◆ WHAT YOU NEED TO DO
Locate the word "page" in the entries below, then gather every line that holds it.

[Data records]

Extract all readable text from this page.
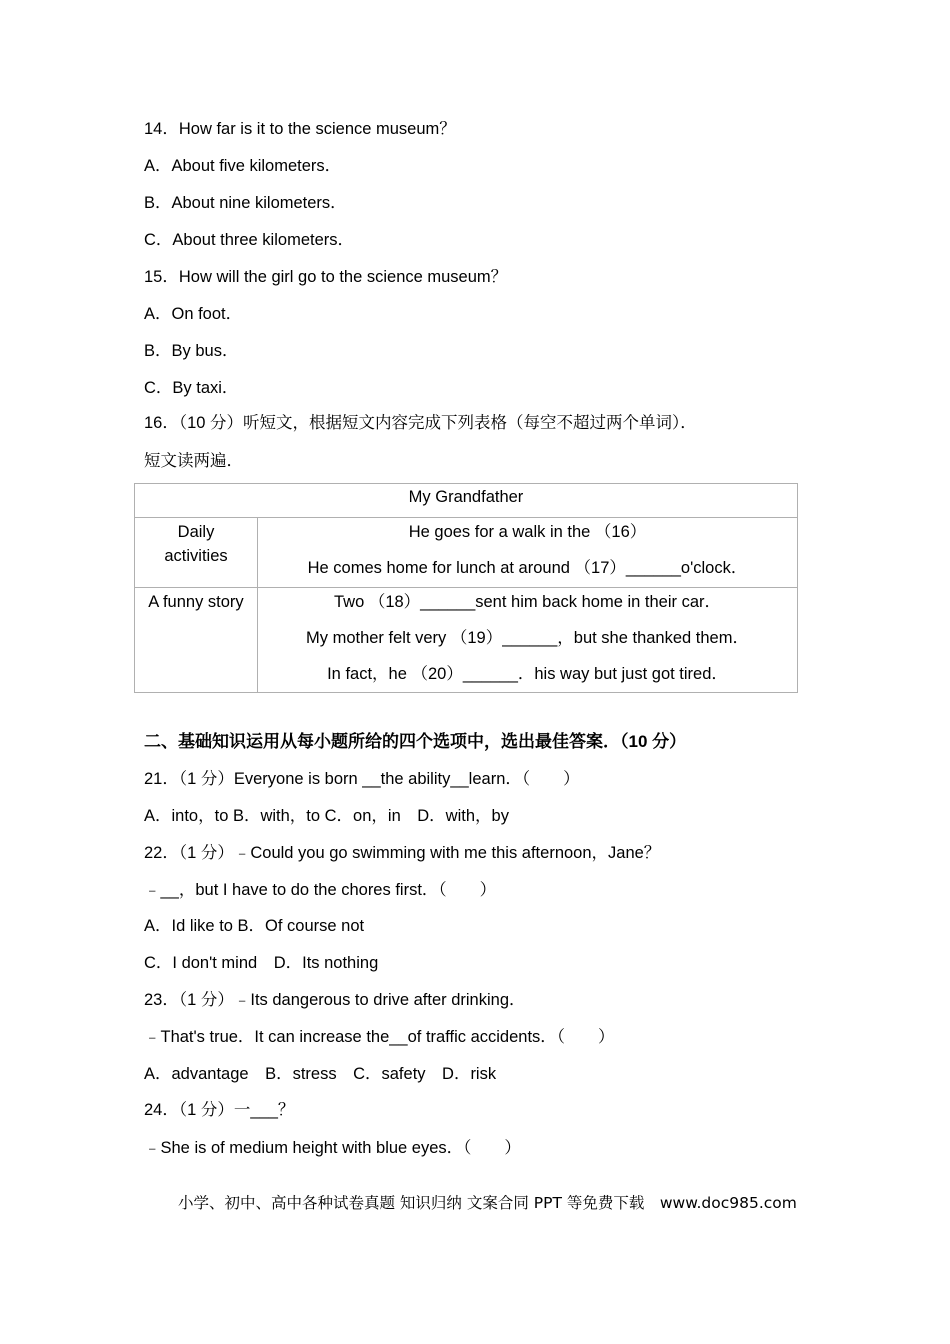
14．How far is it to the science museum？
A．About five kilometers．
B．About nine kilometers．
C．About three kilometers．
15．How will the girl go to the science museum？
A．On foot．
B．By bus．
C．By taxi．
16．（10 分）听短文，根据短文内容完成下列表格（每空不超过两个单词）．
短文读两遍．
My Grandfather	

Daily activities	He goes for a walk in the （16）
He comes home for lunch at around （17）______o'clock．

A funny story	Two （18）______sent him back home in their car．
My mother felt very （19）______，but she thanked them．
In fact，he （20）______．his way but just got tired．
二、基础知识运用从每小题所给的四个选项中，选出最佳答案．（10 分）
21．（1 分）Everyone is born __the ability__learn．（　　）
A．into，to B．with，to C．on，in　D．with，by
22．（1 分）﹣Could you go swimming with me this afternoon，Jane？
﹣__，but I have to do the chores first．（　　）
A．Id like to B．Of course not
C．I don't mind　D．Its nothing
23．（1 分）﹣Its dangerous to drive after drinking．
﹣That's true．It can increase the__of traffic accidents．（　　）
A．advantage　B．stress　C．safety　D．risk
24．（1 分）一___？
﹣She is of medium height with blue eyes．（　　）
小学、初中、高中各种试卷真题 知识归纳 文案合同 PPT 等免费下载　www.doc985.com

...

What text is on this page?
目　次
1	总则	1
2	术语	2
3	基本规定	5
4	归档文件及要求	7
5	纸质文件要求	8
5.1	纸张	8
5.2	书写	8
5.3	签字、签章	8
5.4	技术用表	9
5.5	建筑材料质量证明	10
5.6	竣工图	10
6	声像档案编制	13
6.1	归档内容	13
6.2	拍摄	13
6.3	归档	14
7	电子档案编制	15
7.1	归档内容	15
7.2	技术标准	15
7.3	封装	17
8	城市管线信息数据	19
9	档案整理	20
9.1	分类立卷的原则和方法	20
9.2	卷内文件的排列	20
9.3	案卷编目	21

◆ COMPLETED EXERCISE
Extract all readable text from this page.
What text is on this page?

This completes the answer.